Stated exercise: Pull each line holding "weit" out of the entries below.

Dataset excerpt
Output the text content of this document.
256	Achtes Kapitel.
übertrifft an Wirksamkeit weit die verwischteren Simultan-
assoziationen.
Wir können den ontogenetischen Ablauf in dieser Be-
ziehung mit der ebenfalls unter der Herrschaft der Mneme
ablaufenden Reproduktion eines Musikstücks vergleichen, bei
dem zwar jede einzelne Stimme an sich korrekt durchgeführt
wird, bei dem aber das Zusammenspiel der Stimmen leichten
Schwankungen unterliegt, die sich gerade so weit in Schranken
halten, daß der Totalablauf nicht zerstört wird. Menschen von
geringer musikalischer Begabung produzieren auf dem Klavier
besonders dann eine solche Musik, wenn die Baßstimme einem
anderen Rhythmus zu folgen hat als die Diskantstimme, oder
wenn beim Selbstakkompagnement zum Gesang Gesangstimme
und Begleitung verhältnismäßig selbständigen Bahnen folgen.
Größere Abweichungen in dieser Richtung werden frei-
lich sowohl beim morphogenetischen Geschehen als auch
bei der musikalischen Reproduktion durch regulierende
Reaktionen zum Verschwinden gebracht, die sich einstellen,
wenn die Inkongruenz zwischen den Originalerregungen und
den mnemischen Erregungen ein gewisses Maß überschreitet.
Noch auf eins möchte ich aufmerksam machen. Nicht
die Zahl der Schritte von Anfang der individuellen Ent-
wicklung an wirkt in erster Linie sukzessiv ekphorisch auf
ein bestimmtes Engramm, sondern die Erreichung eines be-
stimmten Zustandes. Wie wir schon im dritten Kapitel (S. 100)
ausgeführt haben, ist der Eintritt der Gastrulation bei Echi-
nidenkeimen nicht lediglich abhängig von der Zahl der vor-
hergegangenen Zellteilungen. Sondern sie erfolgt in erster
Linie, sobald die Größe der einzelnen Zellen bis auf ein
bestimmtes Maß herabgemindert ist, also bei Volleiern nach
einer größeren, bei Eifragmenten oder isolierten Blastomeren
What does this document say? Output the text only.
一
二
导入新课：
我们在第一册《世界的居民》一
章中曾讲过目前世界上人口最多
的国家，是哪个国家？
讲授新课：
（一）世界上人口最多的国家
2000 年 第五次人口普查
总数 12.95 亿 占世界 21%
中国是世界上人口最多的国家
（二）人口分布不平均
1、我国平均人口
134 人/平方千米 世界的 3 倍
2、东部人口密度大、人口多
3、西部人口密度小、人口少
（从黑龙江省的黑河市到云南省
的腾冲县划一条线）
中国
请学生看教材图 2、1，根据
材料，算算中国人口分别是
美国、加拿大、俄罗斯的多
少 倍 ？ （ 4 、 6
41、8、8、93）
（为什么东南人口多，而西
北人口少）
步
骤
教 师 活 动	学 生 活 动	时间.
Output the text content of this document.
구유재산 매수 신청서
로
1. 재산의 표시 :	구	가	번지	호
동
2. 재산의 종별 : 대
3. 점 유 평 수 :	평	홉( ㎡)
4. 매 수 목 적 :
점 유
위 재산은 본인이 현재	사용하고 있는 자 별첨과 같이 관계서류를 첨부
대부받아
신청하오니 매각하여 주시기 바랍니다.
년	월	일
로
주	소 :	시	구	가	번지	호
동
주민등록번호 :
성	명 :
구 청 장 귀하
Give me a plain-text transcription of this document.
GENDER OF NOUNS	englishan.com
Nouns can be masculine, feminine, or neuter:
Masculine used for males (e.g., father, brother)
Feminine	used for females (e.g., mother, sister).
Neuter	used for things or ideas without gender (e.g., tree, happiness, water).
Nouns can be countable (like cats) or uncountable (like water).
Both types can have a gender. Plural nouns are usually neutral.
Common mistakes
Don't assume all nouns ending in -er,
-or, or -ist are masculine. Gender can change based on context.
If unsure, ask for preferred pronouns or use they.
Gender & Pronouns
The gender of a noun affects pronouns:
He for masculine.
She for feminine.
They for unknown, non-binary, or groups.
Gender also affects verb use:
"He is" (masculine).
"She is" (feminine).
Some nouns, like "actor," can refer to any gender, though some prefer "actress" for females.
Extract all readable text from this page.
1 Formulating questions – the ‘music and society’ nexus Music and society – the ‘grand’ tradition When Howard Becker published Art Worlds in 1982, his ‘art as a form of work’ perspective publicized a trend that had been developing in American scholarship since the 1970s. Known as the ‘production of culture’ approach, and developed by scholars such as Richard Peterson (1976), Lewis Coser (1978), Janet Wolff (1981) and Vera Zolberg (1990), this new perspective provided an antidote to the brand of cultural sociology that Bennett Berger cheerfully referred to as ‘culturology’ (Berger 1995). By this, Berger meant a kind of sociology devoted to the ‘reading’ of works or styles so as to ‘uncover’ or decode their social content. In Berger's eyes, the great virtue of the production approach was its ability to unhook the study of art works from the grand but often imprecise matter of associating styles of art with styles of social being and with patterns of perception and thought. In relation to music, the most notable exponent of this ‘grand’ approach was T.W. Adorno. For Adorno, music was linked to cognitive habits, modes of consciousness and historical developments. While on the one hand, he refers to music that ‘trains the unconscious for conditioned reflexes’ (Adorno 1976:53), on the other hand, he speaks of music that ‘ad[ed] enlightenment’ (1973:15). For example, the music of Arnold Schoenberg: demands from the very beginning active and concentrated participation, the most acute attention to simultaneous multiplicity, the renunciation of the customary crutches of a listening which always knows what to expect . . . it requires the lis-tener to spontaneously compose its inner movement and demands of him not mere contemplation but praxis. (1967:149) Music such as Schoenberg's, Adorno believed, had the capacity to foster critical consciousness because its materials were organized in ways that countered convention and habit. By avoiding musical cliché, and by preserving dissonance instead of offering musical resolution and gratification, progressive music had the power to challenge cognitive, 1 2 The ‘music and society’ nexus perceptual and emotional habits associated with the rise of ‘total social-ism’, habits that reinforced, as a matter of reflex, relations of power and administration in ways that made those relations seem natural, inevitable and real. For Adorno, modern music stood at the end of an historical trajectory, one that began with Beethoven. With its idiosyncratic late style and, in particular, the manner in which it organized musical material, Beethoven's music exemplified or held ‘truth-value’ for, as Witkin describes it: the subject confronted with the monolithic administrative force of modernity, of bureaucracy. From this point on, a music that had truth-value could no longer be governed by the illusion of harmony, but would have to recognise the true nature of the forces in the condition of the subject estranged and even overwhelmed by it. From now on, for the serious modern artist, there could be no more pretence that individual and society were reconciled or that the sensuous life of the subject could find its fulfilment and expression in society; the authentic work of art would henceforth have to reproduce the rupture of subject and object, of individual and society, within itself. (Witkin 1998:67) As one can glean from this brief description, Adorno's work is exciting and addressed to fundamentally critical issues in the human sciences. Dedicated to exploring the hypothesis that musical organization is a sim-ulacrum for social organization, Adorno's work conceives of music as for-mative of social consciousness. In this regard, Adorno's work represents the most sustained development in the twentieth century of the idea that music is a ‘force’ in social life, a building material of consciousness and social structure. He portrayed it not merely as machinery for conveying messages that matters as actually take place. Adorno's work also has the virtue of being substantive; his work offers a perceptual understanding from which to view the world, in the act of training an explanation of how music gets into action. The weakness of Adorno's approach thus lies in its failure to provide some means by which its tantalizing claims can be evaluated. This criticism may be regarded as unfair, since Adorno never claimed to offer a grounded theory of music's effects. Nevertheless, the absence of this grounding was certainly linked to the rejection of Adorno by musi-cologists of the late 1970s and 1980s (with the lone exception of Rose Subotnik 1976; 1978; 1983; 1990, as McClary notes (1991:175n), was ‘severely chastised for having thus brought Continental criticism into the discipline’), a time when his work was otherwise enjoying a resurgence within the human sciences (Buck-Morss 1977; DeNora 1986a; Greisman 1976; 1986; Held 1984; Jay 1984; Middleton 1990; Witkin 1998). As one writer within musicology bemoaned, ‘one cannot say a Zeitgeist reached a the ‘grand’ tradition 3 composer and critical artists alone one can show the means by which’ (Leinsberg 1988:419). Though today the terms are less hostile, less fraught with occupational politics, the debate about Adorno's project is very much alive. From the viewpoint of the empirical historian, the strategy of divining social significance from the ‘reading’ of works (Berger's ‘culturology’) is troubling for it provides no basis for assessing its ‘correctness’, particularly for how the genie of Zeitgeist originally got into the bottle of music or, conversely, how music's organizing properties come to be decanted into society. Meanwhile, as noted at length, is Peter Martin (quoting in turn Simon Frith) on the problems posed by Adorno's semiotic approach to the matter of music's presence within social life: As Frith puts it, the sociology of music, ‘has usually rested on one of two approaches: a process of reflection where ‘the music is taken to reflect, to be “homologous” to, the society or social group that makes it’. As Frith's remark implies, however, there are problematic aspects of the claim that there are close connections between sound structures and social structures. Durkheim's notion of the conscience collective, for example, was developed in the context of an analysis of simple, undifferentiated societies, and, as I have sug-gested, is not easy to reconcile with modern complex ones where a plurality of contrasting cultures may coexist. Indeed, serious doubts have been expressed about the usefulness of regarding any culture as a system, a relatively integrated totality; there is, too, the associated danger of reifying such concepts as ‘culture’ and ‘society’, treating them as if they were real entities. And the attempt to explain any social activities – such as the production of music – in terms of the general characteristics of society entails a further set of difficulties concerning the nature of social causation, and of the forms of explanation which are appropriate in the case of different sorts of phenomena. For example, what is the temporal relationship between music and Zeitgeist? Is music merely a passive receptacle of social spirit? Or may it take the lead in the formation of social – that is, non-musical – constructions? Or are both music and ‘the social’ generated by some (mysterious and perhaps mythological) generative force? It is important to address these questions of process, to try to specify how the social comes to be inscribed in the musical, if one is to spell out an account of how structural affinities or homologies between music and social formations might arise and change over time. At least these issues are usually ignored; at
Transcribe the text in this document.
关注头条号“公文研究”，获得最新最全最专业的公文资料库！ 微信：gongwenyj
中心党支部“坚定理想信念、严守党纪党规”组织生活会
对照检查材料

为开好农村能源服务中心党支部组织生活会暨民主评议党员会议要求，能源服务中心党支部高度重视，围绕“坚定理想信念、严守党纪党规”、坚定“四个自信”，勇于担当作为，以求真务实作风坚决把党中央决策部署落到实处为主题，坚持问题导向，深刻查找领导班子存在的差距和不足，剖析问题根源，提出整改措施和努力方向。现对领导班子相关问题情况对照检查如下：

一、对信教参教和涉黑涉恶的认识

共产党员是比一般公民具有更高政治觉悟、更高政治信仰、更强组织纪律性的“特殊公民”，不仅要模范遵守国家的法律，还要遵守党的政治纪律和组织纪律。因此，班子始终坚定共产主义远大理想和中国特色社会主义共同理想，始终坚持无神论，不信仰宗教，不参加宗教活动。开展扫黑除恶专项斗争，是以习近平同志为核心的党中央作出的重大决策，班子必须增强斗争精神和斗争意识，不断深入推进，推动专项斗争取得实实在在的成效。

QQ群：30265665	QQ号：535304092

Answer to the exercise:
übertrifft an Wirksamkeit weit die verwischteren Simultan-
Schwankungen unterliegt, die sich gerade so weit in Schranken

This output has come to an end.